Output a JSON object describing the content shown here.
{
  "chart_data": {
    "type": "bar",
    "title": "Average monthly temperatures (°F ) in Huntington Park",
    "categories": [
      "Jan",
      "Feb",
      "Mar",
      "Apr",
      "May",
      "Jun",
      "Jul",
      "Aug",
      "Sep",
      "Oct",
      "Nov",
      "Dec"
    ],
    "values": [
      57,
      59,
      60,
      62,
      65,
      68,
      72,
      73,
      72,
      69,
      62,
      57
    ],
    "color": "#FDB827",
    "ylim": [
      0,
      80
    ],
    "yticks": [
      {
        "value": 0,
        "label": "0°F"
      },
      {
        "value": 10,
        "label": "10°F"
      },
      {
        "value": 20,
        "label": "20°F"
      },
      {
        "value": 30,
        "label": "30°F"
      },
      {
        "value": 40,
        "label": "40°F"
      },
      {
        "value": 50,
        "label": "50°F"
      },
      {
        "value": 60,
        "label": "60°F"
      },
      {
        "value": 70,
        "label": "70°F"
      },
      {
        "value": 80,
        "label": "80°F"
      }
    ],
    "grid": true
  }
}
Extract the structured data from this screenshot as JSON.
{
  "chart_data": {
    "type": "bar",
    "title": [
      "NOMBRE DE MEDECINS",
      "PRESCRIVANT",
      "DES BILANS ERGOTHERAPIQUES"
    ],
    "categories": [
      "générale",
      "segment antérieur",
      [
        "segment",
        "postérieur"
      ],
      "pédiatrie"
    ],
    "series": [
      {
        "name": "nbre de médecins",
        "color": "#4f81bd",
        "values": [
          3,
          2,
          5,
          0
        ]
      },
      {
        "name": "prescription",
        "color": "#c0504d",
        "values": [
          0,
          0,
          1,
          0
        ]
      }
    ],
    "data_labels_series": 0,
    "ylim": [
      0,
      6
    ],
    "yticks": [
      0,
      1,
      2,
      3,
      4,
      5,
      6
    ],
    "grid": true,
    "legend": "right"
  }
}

____

Repeat the data above, word for word.

Reply to the exercise.
Output a JSON object describing the content shown here.
{
  "chart_data": {
    "type": "bar",
    "title": "Average monthly temperatures (°F ) in Huntington Park",
    "categories": [
      "Jan",
      "Feb",
      "Mar",
      "Apr",
      "May",
      "Jun",
      "Jul",
      "Aug",
      "Sep",
      "Oct",
      "Nov",
      "Dec"
    ],
    "values": [
      57,
      59,
      60,
      62,
      65,
      68,
      72,
      73,
      72,
      69,
      62,
      57
    ],
    "color": "#FDB827",
    "ylim": [
      0,
      80
    ],
    "yticks": [
      {
        "value": 0,
        "label": "0°F"
      },
      {
        "value": 10,
        "label": "10°F"
      },
      {
        "value": 20,
        "label": "20°F"
      },
      {
        "value": 30,
        "label": "30°F"
      },
      {
        "value": 40,
        "label": "40°F"
      },
      {
        "value": 50,
        "label": "50°F"
      },
      {
        "value": 60,
        "label": "60°F"
      },
      {
        "value": 70,
        "label": "70°F"
      },
      {
        "value": 80,
        "label": "80°F"
      }
    ],
    "grid": true
  }
}
Extract the structured data from this screenshot as JSON.
{
  "chart_data": {
    "type": "bar",
    "title": [
      "NOMBRE DE MEDECINS",
      "PRESCRIVANT",
      "DES BILANS ERGOTHERAPIQUES"
    ],
    "categories": [
      "générale",
      "segment antérieur",
      [
        "segment",
        "postérieur"
      ],
      "pédiatrie"
    ],
    "series": [
      {
        "name": "nbre de médecins",
        "color": "#4f81bd",
        "values": [
          3,
          2,
          5,
          0
        ]
      },
      {
        "name": "prescription",
        "color": "#c0504d",
        "values": [
          0,
          0,
          1,
          0
        ]
      }
    ],
    "data_labels_series": 0,
    "ylim": [
      0,
      6
    ],
    "yticks": [
      0,
      1,
      2,
      3,
      4,
      5,
      6
    ],
    "grid": true,
    "legend": "right"
  }
}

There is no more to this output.